この記事では、疲れない「睡眠・食事・生活サイクル」の3つを軸にした「1週間のリズムの作り方」を解説した『「月曜の朝がつらい」がなくなる本』(森下克也/三笠書房)から一部を抜粋してご紹介します。今回のテーマは『「月曜の朝がつらい」のは、身体からの警告サイン』。

「月曜の朝がつらい」のは、身体からの警告サイン

ある日、こんな患者さんが私のクリニックを訪れました。

32歳の男性ビジネスマン、Aさんです。

外資系の証券会社に勤める彼は、昼夜の区別なく動き続ける証券市場で働いていました。 そのため生活は不規則で睡眠時間もバラバラ、土日の出勤もたびたびでした。

そんな生活をかれこれ8年間も続けています。

Aさんはブランドのスーツに身を固め、鋭い目つきで診察室に入って来ました。主訴は不眠でした。いいえ、決して寝つきが悪かったわけではありません。途中で目が覚めるわけでもありません。Aさんは、ただでさえ不規則な短い睡眠を少しでも効率よく取ろうと、ただ睡眠薬が欲しかったのです。

私はまずその態度にあきれてしまいました。けれども、よくよくお話をお聞きすると、頭痛、肩こり、下痢と便秘の繰り返しといった体調の変化が表れています。しかし、それを指摘しても、Aさんは聞く耳を持ちません。薬をくださいの一点張りです。

私は、今必要なのは、休息と、平日と休日のメリハリのある規則正しい生活であると告げました。しかし、Aさんは「世界の市場は動き続けているんですよ、休んでなんかいられません」と言うばかりです。

◆ **課題の指示**: 上に示した、月曜の朝のつらさを扱った文章を、最後の一文の後から書き継ぐこと。

◆ **提供資料**:
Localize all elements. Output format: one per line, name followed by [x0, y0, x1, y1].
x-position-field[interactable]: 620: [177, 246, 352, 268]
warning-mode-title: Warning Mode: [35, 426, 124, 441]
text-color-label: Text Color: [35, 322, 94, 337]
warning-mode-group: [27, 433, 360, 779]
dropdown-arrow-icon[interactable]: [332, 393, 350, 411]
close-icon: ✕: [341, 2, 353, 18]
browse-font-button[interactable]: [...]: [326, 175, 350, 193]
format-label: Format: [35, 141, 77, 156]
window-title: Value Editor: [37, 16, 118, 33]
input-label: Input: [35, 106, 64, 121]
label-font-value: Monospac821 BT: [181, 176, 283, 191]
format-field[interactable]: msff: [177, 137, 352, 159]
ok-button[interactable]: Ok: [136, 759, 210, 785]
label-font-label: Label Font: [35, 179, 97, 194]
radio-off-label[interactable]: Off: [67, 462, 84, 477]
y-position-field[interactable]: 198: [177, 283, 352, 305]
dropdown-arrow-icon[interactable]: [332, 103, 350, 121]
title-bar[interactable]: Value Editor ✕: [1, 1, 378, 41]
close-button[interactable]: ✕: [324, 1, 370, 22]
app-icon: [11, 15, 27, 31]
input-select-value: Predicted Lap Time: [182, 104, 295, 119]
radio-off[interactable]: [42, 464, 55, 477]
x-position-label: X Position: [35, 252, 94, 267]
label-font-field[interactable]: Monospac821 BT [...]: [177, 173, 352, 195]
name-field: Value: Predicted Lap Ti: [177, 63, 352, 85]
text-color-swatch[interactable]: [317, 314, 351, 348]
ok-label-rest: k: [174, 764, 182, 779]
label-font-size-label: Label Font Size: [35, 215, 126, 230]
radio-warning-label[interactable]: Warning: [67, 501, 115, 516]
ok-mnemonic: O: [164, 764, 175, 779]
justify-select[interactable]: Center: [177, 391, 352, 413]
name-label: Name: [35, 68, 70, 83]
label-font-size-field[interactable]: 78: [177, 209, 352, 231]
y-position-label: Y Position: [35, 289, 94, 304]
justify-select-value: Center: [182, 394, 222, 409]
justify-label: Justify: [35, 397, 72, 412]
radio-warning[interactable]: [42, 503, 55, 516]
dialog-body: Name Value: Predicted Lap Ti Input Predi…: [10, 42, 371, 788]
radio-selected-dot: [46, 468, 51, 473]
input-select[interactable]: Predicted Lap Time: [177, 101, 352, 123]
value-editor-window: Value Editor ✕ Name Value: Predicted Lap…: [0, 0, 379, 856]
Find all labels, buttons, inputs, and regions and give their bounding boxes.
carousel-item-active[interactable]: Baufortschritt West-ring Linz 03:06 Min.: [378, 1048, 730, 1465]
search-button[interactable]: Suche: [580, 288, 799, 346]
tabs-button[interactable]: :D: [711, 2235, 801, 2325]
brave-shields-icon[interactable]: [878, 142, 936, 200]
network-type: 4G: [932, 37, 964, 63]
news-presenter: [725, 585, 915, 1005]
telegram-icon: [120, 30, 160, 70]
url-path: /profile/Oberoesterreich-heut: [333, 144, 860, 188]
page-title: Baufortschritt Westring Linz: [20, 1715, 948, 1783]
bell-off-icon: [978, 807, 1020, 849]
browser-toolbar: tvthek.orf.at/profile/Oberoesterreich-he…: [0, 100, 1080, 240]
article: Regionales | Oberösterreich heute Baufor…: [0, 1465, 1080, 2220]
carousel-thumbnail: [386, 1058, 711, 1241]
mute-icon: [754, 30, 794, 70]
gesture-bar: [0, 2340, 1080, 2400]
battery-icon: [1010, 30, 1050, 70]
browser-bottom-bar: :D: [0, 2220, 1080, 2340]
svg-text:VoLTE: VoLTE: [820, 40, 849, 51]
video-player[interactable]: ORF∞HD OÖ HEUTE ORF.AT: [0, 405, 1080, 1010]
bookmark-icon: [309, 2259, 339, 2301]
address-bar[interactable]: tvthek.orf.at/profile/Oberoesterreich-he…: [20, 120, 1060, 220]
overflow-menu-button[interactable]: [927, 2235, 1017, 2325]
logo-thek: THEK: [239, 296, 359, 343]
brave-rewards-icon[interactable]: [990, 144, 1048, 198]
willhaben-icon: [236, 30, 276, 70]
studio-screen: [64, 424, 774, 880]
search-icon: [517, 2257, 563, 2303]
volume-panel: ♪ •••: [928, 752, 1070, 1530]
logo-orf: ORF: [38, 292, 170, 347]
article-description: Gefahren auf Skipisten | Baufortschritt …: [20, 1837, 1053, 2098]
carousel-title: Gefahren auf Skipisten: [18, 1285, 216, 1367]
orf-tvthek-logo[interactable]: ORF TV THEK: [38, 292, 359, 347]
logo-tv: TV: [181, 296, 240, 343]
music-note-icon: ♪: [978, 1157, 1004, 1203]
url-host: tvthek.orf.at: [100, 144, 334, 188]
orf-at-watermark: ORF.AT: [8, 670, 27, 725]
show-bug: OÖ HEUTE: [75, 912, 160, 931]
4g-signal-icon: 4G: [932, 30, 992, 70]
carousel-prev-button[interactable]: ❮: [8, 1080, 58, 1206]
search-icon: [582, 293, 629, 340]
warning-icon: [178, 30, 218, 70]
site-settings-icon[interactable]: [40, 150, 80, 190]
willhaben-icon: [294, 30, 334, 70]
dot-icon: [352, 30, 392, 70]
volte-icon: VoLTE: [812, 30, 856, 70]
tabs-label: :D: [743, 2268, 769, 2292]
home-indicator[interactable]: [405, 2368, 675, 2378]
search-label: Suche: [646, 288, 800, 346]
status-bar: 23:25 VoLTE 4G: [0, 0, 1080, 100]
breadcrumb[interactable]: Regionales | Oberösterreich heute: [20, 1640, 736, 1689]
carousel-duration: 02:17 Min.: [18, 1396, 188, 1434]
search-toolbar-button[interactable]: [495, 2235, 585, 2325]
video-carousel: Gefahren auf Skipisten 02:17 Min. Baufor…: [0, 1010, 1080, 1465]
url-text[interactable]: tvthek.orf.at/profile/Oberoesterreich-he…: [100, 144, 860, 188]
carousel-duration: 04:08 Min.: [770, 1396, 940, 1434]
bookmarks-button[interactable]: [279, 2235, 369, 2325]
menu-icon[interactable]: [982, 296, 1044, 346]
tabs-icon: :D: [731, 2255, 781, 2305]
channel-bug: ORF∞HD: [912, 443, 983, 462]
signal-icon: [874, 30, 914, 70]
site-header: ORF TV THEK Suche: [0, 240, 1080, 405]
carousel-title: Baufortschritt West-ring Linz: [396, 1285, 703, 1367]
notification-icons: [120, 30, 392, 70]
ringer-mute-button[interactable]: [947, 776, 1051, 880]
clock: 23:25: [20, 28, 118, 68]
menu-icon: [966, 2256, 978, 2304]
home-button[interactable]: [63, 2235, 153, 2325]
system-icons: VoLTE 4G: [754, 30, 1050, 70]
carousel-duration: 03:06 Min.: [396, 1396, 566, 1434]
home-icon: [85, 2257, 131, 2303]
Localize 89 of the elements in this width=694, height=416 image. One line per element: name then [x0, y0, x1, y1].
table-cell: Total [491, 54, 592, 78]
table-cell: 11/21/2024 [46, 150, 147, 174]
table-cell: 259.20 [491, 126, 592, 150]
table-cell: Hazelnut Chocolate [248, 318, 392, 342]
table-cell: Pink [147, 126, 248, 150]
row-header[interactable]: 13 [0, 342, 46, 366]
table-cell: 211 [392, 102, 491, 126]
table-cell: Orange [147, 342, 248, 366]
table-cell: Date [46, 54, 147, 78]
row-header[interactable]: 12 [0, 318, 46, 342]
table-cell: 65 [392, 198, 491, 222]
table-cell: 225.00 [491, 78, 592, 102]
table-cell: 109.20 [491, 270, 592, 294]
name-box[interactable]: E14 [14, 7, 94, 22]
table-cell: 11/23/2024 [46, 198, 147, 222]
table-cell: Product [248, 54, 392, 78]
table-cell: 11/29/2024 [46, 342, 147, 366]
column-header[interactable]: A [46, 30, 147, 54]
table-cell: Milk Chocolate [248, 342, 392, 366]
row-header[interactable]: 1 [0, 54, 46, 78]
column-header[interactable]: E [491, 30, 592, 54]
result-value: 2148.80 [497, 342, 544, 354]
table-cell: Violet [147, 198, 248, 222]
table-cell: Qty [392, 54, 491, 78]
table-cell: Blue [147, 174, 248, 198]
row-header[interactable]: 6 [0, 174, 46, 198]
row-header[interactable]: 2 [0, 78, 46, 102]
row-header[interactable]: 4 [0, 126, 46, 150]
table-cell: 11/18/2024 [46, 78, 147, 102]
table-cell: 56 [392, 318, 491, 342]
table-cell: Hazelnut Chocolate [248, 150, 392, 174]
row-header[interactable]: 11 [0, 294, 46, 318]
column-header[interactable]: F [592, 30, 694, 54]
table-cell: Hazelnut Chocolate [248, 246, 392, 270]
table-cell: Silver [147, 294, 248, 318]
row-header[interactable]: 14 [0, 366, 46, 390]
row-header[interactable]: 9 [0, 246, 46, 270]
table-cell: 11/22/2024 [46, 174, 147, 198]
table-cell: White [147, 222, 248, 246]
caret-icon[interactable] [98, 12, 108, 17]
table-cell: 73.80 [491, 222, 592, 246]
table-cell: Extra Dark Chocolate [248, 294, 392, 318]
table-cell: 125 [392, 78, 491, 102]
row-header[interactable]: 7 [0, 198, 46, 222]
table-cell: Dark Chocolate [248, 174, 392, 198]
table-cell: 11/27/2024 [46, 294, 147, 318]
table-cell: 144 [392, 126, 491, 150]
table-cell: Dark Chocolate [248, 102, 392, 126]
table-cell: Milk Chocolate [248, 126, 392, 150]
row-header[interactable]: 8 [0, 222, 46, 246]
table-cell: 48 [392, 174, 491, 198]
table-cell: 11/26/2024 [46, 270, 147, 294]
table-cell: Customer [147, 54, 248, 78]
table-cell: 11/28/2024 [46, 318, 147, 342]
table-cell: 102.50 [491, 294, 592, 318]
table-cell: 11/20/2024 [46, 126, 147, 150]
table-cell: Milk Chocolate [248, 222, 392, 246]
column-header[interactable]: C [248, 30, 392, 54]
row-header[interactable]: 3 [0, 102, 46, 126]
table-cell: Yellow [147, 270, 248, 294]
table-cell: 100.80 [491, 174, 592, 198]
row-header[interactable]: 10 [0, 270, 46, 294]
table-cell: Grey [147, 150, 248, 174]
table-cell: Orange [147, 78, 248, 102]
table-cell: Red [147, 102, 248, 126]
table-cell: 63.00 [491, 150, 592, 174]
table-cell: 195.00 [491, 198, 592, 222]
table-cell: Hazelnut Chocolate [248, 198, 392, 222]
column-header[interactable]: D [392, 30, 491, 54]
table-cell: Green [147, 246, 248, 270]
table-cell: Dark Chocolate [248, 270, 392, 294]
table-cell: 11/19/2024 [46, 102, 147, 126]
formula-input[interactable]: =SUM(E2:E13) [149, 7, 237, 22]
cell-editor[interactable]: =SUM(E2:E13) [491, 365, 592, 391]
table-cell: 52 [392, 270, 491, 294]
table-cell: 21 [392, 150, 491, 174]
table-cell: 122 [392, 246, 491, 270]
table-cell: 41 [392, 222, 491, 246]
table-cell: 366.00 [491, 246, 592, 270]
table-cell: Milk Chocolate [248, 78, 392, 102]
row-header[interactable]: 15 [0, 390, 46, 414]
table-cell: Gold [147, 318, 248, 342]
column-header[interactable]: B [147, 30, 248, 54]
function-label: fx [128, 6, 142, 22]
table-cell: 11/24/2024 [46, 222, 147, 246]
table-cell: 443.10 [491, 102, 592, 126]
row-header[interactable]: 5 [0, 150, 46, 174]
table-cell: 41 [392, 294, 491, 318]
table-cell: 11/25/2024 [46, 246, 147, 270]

◆ **課題の解答**:
Aさんに睡眠薬を処方することは、かえって体調を悪くすることにもなりかねないと判断した私は、要求をお断りしました。怒り出すかと思いましたが、Aさんは「わかりました」と一礼して立ち上がりました。最後に「のんびりお休みされたほうがいいですよ」と声をかけると、急にしんみりとした表情になって、「最近、月曜の朝がつらいんです」とぽつりと言って去っていきました。

それからしばらくは音沙汰がありませんでしたが、ある日ふらりとAさんが現れました。私は、Aさんの変わりように目を見張りました。髪はぼさぼさ、頬は痩せこけ、着ている服はよれよれのTシャツで、まるで別人です。

Aさんは目を真っ赤にして肩をうなだれ、椅子に掛けるなり深いため息をつきました。「どうしたのですか」と問いかけると肩を震わせ、「仕事に行けなくなってしまったんです」と声を落としました。Aさんはうつ病にかかってしまったのです。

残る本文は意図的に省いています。